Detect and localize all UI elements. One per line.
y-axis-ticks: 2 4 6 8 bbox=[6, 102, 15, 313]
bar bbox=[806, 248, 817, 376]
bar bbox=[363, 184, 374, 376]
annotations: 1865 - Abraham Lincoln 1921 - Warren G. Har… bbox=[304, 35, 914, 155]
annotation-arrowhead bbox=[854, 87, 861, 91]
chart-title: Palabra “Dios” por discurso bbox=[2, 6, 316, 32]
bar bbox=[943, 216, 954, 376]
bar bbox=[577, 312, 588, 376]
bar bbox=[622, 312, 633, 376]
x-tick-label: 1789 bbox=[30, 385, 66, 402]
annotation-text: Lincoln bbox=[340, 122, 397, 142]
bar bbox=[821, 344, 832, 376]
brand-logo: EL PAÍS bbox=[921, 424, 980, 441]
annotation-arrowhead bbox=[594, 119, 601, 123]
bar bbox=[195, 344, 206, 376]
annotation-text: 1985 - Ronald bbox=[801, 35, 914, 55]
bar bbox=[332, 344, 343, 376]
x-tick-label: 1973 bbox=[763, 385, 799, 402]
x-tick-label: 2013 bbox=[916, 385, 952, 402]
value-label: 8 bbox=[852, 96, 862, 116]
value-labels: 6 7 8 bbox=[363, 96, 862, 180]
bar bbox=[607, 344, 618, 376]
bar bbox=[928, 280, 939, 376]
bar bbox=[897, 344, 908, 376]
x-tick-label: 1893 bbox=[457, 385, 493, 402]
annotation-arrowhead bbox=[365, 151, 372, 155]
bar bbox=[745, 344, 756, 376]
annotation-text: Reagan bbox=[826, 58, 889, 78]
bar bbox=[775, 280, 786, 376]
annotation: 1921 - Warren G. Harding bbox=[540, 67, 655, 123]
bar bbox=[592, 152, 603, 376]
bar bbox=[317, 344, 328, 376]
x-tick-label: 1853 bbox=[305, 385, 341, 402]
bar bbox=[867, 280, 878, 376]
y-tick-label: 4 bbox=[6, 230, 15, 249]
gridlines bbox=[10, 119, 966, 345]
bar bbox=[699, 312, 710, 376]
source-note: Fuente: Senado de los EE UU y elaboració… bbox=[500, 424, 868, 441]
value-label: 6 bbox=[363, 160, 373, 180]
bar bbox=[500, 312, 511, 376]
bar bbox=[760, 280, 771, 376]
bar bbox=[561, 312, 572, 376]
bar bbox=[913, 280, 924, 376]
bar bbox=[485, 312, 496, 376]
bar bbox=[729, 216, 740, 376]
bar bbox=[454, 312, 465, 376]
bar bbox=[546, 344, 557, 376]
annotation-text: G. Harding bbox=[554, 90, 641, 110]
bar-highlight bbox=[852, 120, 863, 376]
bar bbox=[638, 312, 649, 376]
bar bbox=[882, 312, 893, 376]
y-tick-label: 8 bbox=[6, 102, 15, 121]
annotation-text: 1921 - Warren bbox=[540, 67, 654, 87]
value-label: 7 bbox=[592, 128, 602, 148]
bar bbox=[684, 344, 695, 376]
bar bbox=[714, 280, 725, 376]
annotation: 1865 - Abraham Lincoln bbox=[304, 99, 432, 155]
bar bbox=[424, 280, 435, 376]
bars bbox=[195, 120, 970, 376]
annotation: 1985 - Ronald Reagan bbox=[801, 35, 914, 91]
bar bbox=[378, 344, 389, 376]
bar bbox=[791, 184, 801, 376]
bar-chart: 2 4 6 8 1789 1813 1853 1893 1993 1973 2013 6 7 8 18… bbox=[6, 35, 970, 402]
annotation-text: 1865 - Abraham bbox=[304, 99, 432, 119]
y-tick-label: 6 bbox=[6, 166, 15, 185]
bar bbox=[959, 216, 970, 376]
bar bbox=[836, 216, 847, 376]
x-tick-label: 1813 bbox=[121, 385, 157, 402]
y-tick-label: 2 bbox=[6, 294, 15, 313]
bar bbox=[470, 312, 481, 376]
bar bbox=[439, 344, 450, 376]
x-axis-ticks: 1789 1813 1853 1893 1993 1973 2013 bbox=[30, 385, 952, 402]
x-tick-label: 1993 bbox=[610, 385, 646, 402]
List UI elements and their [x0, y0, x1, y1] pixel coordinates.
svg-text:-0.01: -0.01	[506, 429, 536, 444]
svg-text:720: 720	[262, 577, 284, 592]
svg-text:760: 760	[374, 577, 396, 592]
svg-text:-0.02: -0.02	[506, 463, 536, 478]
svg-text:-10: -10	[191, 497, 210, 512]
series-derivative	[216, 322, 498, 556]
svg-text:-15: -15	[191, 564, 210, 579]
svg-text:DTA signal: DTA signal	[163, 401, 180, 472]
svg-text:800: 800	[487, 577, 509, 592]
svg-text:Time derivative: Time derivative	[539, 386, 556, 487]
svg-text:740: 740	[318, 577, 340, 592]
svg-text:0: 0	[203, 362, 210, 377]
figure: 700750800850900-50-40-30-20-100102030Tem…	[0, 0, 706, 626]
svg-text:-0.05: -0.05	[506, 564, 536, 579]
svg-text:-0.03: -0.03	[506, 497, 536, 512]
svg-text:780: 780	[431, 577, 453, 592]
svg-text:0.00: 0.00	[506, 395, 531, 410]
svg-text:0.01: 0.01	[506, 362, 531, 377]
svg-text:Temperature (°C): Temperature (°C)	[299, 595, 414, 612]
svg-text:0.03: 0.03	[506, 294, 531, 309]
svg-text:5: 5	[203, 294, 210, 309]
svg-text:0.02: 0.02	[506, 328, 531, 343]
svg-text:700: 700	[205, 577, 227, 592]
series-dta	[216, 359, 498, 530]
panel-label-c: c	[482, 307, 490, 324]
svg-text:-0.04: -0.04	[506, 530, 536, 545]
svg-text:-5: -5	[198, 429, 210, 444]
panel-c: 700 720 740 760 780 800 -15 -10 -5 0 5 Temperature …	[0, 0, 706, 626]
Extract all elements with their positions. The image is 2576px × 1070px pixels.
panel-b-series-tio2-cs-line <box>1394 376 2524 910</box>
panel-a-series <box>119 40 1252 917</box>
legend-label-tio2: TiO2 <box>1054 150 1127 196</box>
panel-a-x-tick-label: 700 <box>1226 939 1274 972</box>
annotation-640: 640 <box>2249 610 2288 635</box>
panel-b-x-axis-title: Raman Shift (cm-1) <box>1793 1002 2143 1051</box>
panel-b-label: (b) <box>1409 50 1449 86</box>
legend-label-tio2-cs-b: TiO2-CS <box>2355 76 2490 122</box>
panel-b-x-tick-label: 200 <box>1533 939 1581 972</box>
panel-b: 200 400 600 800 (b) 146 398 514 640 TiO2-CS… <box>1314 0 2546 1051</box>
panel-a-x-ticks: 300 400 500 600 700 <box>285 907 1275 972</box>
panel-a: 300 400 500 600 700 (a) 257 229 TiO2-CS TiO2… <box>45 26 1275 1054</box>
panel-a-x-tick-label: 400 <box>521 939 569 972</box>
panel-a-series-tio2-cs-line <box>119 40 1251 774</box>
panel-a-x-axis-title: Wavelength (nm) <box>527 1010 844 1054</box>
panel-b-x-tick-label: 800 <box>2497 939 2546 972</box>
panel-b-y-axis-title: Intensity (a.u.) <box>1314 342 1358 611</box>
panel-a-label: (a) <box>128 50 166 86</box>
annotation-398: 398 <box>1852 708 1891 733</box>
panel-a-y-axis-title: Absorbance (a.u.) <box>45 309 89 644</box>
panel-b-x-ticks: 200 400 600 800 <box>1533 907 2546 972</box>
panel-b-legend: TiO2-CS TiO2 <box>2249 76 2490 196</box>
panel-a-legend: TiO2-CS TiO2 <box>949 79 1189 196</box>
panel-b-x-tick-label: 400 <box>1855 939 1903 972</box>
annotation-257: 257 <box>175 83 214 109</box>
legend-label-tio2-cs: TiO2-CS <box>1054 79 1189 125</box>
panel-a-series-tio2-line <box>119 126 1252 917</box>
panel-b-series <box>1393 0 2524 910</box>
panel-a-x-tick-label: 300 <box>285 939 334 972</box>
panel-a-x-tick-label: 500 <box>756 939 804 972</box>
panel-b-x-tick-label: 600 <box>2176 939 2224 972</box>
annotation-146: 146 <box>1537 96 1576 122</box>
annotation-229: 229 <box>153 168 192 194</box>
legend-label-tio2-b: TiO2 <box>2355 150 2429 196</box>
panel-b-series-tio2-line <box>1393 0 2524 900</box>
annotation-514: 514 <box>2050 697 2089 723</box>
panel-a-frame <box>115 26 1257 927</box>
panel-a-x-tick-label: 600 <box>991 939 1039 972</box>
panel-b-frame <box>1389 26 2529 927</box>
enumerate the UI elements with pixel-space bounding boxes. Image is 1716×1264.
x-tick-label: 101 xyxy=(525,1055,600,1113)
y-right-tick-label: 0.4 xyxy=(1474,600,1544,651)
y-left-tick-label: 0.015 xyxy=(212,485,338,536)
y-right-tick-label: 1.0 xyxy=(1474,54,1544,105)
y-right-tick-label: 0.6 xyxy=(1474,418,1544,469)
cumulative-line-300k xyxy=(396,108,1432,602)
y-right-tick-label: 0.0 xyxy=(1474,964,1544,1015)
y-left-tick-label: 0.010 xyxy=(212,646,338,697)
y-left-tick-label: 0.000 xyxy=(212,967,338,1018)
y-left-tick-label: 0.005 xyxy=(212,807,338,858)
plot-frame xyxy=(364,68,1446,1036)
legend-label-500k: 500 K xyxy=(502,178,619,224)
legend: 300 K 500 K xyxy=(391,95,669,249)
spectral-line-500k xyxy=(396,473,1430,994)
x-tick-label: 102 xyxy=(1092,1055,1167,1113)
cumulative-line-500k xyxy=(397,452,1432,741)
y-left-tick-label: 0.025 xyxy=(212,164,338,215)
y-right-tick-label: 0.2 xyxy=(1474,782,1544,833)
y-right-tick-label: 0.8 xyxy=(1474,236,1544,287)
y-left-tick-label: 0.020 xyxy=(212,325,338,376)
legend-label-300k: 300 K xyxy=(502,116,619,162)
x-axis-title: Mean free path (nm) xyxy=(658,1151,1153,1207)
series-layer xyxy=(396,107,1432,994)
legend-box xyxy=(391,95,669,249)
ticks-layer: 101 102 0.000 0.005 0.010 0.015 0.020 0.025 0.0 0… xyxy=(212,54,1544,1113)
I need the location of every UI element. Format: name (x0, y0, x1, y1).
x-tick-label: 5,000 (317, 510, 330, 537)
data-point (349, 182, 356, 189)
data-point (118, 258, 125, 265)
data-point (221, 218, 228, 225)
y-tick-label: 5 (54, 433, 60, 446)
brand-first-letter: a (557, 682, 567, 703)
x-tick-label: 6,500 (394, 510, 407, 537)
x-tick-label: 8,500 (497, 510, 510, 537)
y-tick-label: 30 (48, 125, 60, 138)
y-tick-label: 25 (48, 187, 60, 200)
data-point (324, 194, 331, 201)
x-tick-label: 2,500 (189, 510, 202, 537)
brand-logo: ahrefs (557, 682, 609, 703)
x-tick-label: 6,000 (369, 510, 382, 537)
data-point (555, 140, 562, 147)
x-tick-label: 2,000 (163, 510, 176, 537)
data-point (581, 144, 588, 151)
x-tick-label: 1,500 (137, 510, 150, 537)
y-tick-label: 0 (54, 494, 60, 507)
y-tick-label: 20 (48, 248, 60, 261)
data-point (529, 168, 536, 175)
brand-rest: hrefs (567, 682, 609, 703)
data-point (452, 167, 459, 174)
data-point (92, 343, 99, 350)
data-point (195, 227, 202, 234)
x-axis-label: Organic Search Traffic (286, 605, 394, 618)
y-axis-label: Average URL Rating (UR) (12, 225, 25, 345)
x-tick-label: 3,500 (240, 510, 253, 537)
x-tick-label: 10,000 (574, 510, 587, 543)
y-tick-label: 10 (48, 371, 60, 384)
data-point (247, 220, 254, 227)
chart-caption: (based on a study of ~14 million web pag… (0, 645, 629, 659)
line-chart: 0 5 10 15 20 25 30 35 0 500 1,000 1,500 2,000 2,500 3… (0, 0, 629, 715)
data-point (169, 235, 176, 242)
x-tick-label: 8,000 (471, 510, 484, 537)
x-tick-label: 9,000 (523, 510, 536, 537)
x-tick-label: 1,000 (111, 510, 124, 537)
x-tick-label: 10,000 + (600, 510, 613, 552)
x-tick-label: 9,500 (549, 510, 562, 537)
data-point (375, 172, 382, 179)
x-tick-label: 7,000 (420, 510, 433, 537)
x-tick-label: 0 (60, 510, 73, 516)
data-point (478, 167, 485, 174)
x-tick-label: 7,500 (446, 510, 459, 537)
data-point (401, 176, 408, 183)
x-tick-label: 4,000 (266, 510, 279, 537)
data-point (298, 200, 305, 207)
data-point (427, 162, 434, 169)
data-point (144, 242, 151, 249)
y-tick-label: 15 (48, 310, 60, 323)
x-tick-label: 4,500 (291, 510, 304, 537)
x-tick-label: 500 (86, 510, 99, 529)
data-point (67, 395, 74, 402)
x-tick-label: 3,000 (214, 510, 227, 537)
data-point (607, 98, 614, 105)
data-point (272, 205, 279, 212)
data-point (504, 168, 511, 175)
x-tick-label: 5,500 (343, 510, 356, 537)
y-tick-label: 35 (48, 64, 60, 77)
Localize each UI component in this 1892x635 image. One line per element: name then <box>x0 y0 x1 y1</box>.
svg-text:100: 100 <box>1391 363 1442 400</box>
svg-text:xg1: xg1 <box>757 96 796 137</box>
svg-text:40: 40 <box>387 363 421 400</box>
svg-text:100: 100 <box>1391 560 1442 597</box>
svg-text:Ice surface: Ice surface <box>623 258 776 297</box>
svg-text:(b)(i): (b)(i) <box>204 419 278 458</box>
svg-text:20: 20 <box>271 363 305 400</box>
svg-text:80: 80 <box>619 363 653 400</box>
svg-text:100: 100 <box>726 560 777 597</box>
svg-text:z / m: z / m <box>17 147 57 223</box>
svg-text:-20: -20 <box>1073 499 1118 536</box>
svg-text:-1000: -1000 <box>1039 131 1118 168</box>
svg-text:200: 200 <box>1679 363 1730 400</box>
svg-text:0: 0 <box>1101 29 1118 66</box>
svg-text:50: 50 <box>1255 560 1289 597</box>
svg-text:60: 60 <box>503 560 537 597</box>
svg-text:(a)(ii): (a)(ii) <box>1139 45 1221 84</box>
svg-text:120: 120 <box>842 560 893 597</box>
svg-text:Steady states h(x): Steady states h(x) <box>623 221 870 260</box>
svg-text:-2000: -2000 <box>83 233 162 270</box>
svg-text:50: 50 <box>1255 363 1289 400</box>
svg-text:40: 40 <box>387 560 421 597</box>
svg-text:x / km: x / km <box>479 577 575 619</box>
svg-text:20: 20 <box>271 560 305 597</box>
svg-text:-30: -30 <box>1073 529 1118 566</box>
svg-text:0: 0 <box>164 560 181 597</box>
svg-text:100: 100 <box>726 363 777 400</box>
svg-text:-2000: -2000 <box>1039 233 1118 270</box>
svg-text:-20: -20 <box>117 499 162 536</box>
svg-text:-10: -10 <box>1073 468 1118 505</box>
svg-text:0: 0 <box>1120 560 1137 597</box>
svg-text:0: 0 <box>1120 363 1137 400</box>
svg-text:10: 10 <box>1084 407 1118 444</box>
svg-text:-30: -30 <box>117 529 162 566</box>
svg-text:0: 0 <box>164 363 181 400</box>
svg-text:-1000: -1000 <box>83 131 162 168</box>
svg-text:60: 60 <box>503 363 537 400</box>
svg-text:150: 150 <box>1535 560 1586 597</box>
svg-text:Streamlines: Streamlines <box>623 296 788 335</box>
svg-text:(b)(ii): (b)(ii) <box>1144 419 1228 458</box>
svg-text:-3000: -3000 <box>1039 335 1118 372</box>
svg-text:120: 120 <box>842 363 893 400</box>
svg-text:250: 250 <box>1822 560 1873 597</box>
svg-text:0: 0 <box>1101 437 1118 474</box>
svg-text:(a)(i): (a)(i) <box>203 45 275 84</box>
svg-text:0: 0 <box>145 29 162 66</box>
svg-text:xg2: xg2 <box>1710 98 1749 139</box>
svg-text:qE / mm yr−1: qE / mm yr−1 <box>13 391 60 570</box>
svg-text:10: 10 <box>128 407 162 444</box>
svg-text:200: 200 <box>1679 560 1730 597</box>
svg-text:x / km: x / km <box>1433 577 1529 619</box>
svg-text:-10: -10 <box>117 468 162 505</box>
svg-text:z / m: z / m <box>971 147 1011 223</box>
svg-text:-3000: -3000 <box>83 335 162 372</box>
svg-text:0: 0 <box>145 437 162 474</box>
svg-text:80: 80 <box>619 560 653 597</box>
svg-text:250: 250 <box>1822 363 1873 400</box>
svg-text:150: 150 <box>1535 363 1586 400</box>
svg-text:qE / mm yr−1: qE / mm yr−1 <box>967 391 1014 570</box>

━━━

REQUIREMENTS -
Arrange as a numbered list, omitting blank lines, the part of the records that runs from their first line through the line containing "bar bbox=[500, 312, 511, 376]", both ends included.

IN RESPONSE -
1. Detect and localize all UI elements. One per line.
2. y-axis-ticks: 2 4 6 8 bbox=[6, 102, 15, 313]
3. bar bbox=[806, 248, 817, 376]
4. bar bbox=[363, 184, 374, 376]
5. annotations: 1865 - Abraham Lincoln 1921 - Warren G. Har… bbox=[304, 35, 914, 155]
6. annotation-arrowhead bbox=[854, 87, 861, 91]
7. chart-title: Palabra “Dios” por discurso bbox=[2, 6, 316, 32]
8. bar bbox=[943, 216, 954, 376]
9. bar bbox=[577, 312, 588, 376]
10. bar bbox=[622, 312, 633, 376]
11. x-tick-label: 1789 bbox=[30, 385, 66, 402]
12. annotation-text: Lincoln bbox=[340, 122, 397, 142]
13. bar bbox=[821, 344, 832, 376]
14. brand-logo: EL PAÍS bbox=[921, 424, 980, 441]
15. annotation-arrowhead bbox=[594, 119, 601, 123]
16. bar bbox=[195, 344, 206, 376]
17. annotation-text: 1985 - Ronald bbox=[801, 35, 914, 55]
18. bar bbox=[332, 344, 343, 376]
19. x-tick-label: 1973 bbox=[763, 385, 799, 402]
20. x-tick-label: 2013 bbox=[916, 385, 952, 402]
21. value-label: 8 bbox=[852, 96, 862, 116]
22. value-labels: 6 7 8 bbox=[363, 96, 862, 180]
23. bar bbox=[607, 344, 618, 376]
24. bar bbox=[928, 280, 939, 376]
25. bar bbox=[897, 344, 908, 376]
26. x-tick-label: 1893 bbox=[457, 385, 493, 402]
27. annotation-arrowhead bbox=[365, 151, 372, 155]
28. bar bbox=[745, 344, 756, 376]
29. annotation-text: Reagan bbox=[826, 58, 889, 78]
30. bar bbox=[775, 280, 786, 376]
31. annotation: 1921 - Warren G. Harding bbox=[540, 67, 655, 123]
32. bar bbox=[592, 152, 603, 376]
33. bar bbox=[317, 344, 328, 376]
34. x-tick-label: 1853 bbox=[305, 385, 341, 402]
35. bar bbox=[867, 280, 878, 376]
36. y-tick-label: 4 bbox=[6, 230, 15, 249]
37. gridlines bbox=[10, 119, 966, 345]
38. bar bbox=[699, 312, 710, 376]
39. source-note: Fuente: Senado de los EE UU y elaboració… bbox=[500, 424, 868, 441]
40. value-label: 6 bbox=[363, 160, 373, 180]
41. bar bbox=[500, 312, 511, 376]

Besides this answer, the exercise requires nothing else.